*Short problem*. Pull every line that holds the word "Photographer" from the entries.

Some records:
####

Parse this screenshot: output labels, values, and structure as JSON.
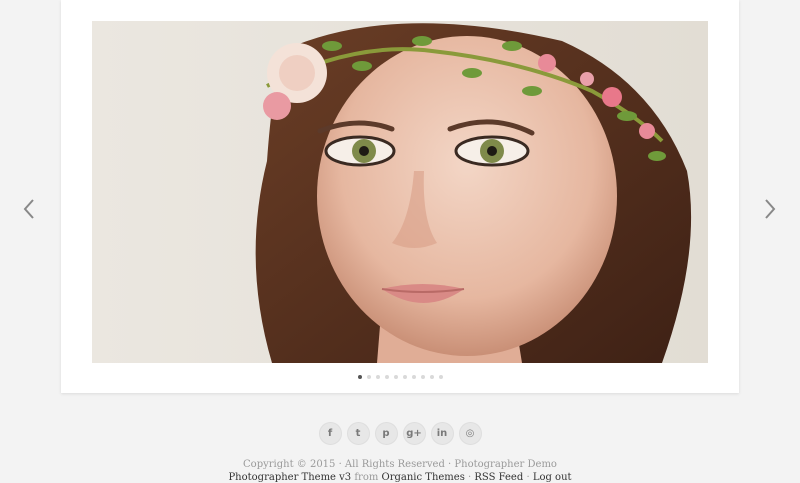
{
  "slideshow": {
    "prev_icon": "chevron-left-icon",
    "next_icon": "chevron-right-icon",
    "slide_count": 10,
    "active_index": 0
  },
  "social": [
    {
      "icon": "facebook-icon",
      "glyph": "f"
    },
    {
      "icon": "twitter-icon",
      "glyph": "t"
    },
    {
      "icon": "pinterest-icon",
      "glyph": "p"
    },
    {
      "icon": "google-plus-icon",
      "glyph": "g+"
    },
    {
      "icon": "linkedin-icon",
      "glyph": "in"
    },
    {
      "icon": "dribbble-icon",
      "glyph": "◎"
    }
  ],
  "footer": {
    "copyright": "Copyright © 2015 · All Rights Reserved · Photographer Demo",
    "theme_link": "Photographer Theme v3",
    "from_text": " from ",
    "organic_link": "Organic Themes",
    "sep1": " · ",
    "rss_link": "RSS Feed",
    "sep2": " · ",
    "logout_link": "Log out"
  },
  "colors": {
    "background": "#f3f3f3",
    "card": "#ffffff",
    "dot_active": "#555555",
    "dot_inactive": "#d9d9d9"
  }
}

####

*Exercise solution*.
    "copyright": "Copyright © 2015 · All Rights Reserved · Photographer Demo",
    "theme_link": "Photographer Theme v3",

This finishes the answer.